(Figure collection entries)
* * *
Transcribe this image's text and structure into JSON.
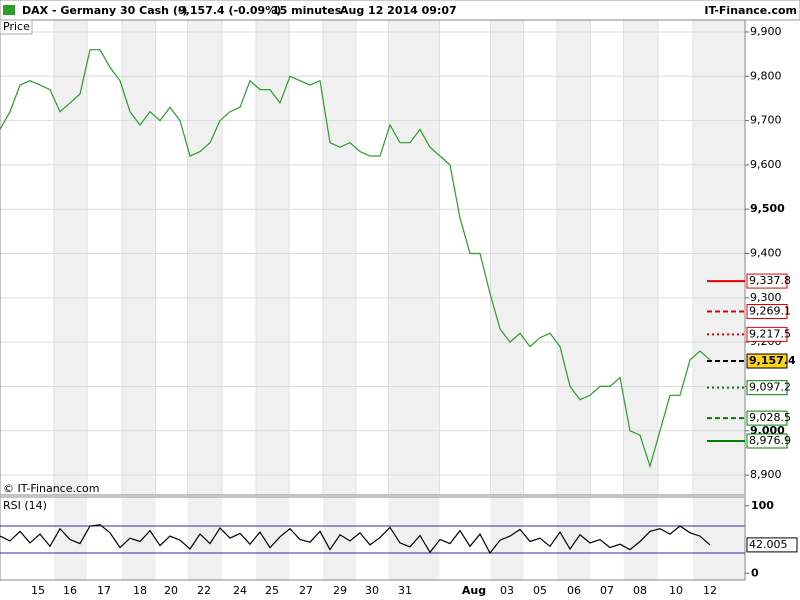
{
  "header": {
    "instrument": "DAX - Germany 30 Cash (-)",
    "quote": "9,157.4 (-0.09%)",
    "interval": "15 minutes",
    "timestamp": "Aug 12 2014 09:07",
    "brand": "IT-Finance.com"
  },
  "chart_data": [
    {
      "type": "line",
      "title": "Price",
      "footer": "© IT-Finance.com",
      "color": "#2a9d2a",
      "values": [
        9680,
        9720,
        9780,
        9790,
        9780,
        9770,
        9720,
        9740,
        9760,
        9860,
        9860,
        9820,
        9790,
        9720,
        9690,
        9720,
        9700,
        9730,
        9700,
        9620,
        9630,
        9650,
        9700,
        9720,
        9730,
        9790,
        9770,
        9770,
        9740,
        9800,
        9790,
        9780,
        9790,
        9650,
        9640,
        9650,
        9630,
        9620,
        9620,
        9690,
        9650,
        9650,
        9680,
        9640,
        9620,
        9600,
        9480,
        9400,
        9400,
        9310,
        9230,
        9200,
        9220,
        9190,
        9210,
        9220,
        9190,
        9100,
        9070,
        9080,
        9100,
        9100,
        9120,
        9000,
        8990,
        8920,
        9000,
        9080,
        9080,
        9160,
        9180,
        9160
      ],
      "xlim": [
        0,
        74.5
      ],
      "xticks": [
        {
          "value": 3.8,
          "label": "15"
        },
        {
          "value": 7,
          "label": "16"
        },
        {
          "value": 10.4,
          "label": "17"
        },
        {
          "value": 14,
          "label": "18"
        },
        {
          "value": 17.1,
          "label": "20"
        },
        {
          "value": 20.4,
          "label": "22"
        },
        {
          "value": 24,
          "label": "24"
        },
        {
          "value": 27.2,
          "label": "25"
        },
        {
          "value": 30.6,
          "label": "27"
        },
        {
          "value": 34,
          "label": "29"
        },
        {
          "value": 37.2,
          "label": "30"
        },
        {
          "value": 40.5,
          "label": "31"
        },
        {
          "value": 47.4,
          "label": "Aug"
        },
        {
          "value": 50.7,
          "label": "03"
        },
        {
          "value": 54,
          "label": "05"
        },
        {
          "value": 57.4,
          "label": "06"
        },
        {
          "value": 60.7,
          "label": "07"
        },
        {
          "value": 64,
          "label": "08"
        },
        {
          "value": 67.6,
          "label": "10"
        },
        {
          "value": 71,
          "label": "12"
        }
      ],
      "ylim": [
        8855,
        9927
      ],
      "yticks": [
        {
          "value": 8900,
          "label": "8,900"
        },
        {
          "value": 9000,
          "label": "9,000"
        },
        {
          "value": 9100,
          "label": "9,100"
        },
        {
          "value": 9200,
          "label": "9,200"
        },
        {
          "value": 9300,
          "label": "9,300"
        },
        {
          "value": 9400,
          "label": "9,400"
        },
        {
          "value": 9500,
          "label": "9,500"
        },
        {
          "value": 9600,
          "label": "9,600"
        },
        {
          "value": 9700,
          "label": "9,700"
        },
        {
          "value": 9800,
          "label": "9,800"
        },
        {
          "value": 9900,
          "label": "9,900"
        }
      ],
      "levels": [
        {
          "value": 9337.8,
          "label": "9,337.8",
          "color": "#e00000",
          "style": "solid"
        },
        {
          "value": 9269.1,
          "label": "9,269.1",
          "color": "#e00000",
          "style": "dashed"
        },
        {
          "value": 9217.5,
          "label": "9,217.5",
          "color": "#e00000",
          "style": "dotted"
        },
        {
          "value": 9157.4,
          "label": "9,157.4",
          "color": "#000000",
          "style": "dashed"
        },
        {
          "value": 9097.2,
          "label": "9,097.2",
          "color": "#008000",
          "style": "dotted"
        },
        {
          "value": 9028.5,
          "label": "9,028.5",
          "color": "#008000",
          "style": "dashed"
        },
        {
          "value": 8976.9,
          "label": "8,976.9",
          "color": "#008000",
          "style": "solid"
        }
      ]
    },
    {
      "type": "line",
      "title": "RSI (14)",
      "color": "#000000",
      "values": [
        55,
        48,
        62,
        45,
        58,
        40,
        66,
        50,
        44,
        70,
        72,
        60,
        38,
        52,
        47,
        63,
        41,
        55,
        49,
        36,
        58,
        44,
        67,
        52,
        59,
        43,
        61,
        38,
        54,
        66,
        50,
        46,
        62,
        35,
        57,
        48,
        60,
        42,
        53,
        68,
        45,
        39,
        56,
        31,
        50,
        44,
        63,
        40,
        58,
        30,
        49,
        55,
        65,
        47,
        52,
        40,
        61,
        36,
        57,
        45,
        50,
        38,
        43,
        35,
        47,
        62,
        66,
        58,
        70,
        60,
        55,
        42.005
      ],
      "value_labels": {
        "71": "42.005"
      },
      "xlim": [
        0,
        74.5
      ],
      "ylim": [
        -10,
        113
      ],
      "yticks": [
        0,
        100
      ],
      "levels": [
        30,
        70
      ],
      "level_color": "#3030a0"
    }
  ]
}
* * *
- WHAT YOU WILL DO -
Copy out the records above in full, exactly as written, but not the pictures.

- WRITTEN RESPONSE -
Transcribe this image's text and structure into JSON.
{
  "header": {
    "instrument": "DAX - Germany 30 Cash (-)",
    "quote": "9,157.4 (-0.09%)",
    "interval": "15 minutes",
    "timestamp": "Aug 12 2014 09:07",
    "brand": "IT-Finance.com"
  },
  "chart_data": [
    {
      "type": "line",
      "title": "Price",
      "footer": "© IT-Finance.com",
      "color": "#2a9d2a",
      "values": [
        9680,
        9720,
        9780,
        9790,
        9780,
        9770,
        9720,
        9740,
        9760,
        9860,
        9860,
        9820,
        9790,
        9720,
        9690,
        9720,
        9700,
        9730,
        9700,
        9620,
        9630,
        9650,
        9700,
        9720,
        9730,
        9790,
        9770,
        9770,
        9740,
        9800,
        9790,
        9780,
        9790,
        9650,
        9640,
        9650,
        9630,
        9620,
        9620,
        9690,
        9650,
        9650,
        9680,
        9640,
        9620,
        9600,
        9480,
        9400,
        9400,
        9310,
        9230,
        9200,
        9220,
        9190,
        9210,
        9220,
        9190,
        9100,
        9070,
        9080,
        9100,
        9100,
        9120,
        9000,
        8990,
        8920,
        9000,
        9080,
        9080,
        9160,
        9180,
        9160
      ],
      "xlim": [
        0,
        74.5
      ],
      "xticks": [
        {
          "value": 3.8,
          "label": "15"
        },
        {
          "value": 7,
          "label": "16"
        },
        {
          "value": 10.4,
          "label": "17"
        },
        {
          "value": 14,
          "label": "18"
        },
        {
          "value": 17.1,
          "label": "20"
        },
        {
          "value": 20.4,
          "label": "22"
        },
        {
          "value": 24,
          "label": "24"
        },
        {
          "value": 27.2,
          "label": "25"
        },
        {
          "value": 30.6,
          "label": "27"
        },
        {
          "value": 34,
          "label": "29"
        },
        {
          "value": 37.2,
          "label": "30"
        },
        {
          "value": 40.5,
          "label": "31"
        },
        {
          "value": 47.4,
          "label": "Aug"
        },
        {
          "value": 50.7,
          "label": "03"
        },
        {
          "value": 54,
          "label": "05"
        },
        {
          "value": 57.4,
          "label": "06"
        },
        {
          "value": 60.7,
          "label": "07"
        },
        {
          "value": 64,
          "label": "08"
        },
        {
          "value": 67.6,
          "label": "10"
        },
        {
          "value": 71,
          "label": "12"
        }
      ],
      "ylim": [
        8855,
        9927
      ],
      "yticks": [
        {
          "value": 8900,
          "label": "8,900"
        },
        {
          "value": 9000,
          "label": "9,000"
        },
        {
          "value": 9100,
          "label": "9,100"
        },
        {
          "value": 9200,
          "label": "9,200"
        },
        {
          "value": 9300,
          "label": "9,300"
        },
        {
          "value": 9400,
          "label": "9,400"
        },
        {
          "value": 9500,
          "label": "9,500"
        },
        {
          "value": 9600,
          "label": "9,600"
        },
        {
          "value": 9700,
          "label": "9,700"
        },
        {
          "value": 9800,
          "label": "9,800"
        },
        {
          "value": 9900,
          "label": "9,900"
        }
      ],
      "levels": [
        {
          "value": 9337.8,
          "label": "9,337.8",
          "color": "#e00000",
          "style": "solid"
        },
        {
          "value": 9269.1,
          "label": "9,269.1",
          "color": "#e00000",
          "style": "dashed"
        },
        {
          "value": 9217.5,
          "label": "9,217.5",
          "color": "#e00000",
          "style": "dotted"
        },
        {
          "value": 9157.4,
          "label": "9,157.4",
          "color": "#000000",
          "style": "dashed"
        },
        {
          "value": 9097.2,
          "label": "9,097.2",
          "color": "#008000",
          "style": "dotted"
        },
        {
          "value": 9028.5,
          "label": "9,028.5",
          "color": "#008000",
          "style": "dashed"
        },
        {
          "value": 8976.9,
          "label": "8,976.9",
          "color": "#008000",
          "style": "solid"
        }
      ]
    },
    {
      "type": "line",
      "title": "RSI (14)",
      "color": "#000000",
      "values": [
        55,
        48,
        62,
        45,
        58,
        40,
        66,
        50,
        44,
        70,
        72,
        60,
        38,
        52,
        47,
        63,
        41,
        55,
        49,
        36,
        58,
        44,
        67,
        52,
        59,
        43,
        61,
        38,
        54,
        66,
        50,
        46,
        62,
        35,
        57,
        48,
        60,
        42,
        53,
        68,
        45,
        39,
        56,
        31,
        50,
        44,
        63,
        40,
        58,
        30,
        49,
        55,
        65,
        47,
        52,
        40,
        61,
        36,
        57,
        45,
        50,
        38,
        43,
        35,
        47,
        62,
        66,
        58,
        70,
        60,
        55,
        42.005
      ],
      "value_labels": {
        "71": "42.005"
      },
      "xlim": [
        0,
        74.5
      ],
      "ylim": [
        -10,
        113
      ],
      "yticks": [
        0,
        100
      ],
      "levels": [
        30,
        70
      ],
      "level_color": "#3030a0"
    }
  ]
}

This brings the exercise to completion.